Data records:
'''
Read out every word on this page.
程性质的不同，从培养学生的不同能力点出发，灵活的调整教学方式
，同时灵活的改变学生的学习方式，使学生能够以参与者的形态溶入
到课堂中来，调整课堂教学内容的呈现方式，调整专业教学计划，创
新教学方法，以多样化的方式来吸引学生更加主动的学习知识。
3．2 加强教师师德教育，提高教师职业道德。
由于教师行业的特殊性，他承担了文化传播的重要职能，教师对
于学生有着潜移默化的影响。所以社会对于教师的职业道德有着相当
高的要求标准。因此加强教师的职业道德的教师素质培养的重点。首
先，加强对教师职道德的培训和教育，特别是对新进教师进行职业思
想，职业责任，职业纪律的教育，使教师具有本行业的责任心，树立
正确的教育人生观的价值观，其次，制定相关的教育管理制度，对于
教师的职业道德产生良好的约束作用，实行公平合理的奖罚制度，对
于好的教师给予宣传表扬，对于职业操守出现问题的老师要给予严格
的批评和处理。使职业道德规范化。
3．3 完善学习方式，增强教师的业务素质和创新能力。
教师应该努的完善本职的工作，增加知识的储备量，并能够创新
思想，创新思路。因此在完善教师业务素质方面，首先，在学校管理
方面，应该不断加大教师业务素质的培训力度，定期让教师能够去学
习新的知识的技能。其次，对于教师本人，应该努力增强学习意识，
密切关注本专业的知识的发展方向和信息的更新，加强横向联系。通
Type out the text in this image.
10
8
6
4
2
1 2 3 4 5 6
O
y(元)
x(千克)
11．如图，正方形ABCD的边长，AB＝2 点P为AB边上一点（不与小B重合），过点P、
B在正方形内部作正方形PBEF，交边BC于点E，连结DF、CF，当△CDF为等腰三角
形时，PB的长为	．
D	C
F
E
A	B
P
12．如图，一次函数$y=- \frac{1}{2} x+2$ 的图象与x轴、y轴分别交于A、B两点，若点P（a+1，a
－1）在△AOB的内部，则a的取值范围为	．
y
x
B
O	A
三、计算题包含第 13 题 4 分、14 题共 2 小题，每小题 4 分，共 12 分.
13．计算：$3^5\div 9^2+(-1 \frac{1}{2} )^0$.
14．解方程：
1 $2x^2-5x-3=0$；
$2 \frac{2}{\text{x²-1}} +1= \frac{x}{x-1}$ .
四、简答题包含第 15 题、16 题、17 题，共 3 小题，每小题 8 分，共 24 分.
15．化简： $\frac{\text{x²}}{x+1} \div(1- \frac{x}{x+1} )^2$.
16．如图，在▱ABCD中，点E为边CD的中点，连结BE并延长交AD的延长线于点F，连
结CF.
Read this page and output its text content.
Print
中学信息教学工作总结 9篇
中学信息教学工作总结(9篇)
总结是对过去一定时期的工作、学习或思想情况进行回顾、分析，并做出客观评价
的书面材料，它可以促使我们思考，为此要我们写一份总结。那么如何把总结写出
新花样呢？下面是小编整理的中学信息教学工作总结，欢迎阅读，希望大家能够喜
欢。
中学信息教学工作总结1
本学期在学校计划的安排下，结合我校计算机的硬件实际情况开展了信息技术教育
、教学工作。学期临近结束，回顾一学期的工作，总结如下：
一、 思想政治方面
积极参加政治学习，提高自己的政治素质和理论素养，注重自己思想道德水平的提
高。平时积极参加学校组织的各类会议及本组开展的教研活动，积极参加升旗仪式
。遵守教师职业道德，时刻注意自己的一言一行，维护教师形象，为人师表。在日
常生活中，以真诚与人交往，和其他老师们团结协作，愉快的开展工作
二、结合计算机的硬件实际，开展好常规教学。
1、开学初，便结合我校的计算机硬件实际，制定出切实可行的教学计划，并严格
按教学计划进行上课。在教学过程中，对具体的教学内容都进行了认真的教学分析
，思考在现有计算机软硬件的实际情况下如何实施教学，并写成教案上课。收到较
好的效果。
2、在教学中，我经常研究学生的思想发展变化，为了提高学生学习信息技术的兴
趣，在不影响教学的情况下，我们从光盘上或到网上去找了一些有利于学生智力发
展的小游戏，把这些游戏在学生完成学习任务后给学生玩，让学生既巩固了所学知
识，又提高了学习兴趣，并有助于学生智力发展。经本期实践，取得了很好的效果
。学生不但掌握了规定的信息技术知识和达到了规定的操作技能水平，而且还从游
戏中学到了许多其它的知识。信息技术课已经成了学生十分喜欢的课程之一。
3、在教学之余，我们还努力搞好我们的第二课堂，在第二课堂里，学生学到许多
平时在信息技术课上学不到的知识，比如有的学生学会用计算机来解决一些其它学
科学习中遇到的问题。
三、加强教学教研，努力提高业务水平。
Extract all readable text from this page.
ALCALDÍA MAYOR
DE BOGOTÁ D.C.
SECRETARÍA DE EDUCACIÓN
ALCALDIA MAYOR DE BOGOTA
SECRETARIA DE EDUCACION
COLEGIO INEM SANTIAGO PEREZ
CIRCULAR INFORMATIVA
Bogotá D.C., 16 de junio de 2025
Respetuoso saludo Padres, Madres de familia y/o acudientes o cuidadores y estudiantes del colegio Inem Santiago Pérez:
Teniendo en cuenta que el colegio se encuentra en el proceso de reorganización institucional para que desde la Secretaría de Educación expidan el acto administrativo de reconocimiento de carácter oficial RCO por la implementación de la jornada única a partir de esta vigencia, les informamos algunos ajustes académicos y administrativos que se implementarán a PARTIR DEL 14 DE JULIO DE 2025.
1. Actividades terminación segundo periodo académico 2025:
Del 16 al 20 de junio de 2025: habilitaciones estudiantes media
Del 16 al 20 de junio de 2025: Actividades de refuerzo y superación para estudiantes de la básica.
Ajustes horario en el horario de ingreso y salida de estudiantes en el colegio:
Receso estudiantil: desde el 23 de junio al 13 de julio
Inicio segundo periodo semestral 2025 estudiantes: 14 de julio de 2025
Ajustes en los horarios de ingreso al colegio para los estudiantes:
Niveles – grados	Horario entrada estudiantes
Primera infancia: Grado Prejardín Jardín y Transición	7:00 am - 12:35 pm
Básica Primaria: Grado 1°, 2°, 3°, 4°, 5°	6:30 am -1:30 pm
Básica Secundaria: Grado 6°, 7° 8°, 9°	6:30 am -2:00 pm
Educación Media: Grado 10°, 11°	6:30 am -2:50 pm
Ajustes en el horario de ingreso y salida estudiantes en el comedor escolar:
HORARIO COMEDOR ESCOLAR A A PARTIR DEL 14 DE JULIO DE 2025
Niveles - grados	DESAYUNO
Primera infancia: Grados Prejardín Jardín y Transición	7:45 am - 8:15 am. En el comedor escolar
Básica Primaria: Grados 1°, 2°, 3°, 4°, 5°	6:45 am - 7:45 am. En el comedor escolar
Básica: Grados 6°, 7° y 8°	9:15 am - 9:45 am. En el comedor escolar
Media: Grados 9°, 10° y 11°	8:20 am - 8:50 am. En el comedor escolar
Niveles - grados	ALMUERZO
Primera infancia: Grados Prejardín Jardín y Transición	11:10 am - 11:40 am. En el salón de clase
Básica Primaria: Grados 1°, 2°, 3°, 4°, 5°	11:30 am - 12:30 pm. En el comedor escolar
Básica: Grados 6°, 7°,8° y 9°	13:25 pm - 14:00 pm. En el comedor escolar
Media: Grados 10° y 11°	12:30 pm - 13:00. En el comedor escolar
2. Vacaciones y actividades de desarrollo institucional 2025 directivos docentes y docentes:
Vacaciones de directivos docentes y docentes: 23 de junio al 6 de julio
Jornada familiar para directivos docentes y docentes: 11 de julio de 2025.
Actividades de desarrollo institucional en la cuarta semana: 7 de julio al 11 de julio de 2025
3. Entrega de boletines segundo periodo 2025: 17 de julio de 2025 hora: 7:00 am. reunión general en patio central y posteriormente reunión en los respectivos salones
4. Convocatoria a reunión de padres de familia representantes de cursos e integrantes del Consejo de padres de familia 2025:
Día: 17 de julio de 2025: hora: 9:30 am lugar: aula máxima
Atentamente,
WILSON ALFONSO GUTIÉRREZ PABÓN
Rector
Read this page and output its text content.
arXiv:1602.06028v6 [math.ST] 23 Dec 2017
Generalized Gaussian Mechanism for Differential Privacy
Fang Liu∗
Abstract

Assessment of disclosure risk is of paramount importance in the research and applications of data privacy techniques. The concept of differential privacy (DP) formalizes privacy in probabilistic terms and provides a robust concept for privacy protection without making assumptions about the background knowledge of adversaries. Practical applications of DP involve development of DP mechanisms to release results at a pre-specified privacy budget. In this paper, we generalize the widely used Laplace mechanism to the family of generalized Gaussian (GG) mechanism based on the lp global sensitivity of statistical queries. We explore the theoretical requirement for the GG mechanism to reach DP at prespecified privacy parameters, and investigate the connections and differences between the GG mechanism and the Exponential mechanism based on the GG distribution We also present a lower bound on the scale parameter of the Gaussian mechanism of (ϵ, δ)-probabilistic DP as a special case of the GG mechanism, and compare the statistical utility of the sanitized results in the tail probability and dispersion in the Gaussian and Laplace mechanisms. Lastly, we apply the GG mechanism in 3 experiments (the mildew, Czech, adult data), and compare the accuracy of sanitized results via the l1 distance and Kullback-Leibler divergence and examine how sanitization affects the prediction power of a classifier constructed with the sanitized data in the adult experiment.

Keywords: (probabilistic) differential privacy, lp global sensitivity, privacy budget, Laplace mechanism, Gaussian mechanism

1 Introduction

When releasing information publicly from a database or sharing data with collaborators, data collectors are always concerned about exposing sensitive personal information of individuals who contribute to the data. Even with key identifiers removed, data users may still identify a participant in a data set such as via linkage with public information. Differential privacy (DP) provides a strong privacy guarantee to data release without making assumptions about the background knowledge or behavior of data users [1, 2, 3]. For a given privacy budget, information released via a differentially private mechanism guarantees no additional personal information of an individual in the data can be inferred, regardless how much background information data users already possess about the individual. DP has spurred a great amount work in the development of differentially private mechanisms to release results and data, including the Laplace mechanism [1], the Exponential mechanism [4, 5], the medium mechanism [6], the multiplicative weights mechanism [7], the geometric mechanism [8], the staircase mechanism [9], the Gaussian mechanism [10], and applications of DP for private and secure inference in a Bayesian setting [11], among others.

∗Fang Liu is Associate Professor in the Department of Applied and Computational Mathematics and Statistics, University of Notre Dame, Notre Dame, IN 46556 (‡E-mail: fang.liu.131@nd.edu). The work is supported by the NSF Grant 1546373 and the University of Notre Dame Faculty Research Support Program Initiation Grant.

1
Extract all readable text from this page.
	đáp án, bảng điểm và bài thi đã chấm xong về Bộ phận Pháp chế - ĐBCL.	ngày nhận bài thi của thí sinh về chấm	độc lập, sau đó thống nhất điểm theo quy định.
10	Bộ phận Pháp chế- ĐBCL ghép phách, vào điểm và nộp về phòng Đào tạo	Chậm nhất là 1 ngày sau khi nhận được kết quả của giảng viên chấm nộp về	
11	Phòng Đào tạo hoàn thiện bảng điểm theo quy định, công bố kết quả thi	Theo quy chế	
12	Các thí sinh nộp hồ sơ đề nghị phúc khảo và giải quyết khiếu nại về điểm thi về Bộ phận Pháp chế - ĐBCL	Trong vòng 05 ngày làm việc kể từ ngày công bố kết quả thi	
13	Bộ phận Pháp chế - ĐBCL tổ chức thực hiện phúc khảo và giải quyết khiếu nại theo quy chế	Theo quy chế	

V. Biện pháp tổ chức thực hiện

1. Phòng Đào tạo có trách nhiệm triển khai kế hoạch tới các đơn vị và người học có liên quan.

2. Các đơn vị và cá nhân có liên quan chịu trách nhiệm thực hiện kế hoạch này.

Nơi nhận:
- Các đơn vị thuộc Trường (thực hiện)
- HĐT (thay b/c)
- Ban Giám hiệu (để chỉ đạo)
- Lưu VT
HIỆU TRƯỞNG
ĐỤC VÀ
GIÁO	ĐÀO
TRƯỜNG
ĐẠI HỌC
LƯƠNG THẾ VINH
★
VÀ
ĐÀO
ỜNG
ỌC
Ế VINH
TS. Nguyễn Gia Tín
'''
• Task directions: How many lines in the records above hold the word "Jardín"? Give only the number.

• Solution to this task: 3